— start of Source records —

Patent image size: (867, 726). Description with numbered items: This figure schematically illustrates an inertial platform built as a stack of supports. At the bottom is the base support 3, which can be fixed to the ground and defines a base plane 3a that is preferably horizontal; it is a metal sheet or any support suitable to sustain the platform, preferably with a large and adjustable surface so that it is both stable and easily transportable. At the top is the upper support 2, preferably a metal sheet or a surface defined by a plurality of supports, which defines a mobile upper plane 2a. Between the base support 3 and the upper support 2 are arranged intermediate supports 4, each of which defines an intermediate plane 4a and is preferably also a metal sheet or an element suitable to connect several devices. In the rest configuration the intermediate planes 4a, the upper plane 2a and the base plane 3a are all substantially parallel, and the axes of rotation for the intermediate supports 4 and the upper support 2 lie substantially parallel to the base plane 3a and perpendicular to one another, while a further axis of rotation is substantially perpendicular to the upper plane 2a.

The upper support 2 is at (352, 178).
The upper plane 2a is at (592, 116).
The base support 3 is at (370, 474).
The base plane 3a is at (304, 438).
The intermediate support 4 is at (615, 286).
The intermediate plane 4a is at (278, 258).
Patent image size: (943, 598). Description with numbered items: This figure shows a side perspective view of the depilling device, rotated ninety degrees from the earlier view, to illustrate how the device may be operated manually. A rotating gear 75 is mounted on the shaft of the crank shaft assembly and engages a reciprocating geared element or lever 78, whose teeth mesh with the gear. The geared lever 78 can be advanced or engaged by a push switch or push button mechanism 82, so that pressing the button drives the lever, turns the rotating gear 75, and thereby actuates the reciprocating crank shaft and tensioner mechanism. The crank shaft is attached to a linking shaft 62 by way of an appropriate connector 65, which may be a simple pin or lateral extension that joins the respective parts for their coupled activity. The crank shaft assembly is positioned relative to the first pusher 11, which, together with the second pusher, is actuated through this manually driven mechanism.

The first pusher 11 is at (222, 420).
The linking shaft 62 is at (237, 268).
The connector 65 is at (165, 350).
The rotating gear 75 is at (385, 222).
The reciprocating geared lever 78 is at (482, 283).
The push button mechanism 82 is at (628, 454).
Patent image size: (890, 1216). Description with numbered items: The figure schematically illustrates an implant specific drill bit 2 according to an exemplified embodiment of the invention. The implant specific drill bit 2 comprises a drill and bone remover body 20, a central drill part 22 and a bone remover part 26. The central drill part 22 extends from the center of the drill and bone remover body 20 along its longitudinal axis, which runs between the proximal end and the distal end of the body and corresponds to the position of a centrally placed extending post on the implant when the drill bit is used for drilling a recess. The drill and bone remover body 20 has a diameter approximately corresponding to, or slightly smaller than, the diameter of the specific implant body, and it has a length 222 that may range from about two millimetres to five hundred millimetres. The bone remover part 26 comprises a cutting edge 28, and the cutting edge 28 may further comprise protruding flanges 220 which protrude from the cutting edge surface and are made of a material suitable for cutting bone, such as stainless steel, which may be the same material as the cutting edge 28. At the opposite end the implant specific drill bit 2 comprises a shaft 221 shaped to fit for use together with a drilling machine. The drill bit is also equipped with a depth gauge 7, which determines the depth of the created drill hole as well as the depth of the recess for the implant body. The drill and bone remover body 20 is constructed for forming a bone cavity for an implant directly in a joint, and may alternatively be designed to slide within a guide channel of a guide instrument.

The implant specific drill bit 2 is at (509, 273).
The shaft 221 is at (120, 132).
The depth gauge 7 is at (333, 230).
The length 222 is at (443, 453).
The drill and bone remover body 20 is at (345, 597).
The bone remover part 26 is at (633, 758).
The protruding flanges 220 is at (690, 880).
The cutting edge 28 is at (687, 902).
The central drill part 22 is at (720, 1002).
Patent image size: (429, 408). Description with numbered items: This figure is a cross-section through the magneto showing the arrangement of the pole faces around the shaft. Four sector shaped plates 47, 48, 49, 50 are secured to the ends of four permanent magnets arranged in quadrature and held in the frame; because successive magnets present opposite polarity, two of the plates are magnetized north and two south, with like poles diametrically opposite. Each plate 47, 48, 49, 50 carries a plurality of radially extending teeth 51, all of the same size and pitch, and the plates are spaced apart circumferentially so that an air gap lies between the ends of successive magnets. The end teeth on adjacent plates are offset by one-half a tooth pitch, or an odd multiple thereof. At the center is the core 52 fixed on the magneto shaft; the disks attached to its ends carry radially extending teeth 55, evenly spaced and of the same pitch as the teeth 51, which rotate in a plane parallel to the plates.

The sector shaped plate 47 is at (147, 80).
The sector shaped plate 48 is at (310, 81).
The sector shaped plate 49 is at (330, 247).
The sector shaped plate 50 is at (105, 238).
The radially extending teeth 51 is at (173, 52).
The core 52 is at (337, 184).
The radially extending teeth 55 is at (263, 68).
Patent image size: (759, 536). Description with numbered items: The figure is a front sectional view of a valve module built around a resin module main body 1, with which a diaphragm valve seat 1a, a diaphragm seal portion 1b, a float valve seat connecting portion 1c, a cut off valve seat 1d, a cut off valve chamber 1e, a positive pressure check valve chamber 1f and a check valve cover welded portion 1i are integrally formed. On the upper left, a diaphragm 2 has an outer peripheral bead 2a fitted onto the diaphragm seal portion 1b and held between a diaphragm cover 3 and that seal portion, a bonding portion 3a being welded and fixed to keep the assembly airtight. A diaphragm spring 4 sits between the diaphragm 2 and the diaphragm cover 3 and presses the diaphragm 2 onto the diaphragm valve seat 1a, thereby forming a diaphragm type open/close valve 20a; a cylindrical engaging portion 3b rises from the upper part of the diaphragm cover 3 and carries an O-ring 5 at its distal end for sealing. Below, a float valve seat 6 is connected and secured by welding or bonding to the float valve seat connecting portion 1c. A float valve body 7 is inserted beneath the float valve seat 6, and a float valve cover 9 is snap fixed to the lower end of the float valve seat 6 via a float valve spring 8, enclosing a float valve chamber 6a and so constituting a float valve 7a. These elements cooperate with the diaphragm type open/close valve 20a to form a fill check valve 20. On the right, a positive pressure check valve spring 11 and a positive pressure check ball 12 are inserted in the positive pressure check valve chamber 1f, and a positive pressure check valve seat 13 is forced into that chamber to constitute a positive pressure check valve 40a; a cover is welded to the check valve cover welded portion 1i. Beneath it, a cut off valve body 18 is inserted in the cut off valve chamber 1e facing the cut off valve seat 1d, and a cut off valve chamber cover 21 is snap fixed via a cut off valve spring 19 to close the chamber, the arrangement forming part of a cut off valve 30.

— end of Source records —

* _What is being asked_: Return the lines of the records that run from the start through the line containing "The intermediate support 4 is at (615, 286).", including both ends, and nothing else.

* _In response_:
Patent image size: (867, 726). Description with numbered items: This figure schematically illustrates an inertial platform built as a stack of supports. At the bottom is the base support 3, which can be fixed to the ground and defines a base plane 3a that is preferably horizontal; it is a metal sheet or any support suitable to sustain the platform, preferably with a large and adjustable surface so that it is both stable and easily transportable. At the top is the upper support 2, preferably a metal sheet or a surface defined by a plurality of supports, which defines a mobile upper plane 2a. Between the base support 3 and the upper support 2 are arranged intermediate supports 4, each of which defines an intermediate plane 4a and is preferably also a metal sheet or an element suitable to connect several devices. In the rest configuration the intermediate planes 4a, the upper plane 2a and the base plane 3a are all substantially parallel, and the axes of rotation for the intermediate supports 4 and the upper support 2 lie substantially parallel to the base plane 3a and perpendicular to one another, while a further axis of rotation is substantially perpendicular to the upper plane 2a.

The upper support 2 is at (352, 178).
The upper plane 2a is at (592, 116).
The base support 3 is at (370, 474).
The base plane 3a is at (304, 438).
The intermediate support 4 is at (615, 286).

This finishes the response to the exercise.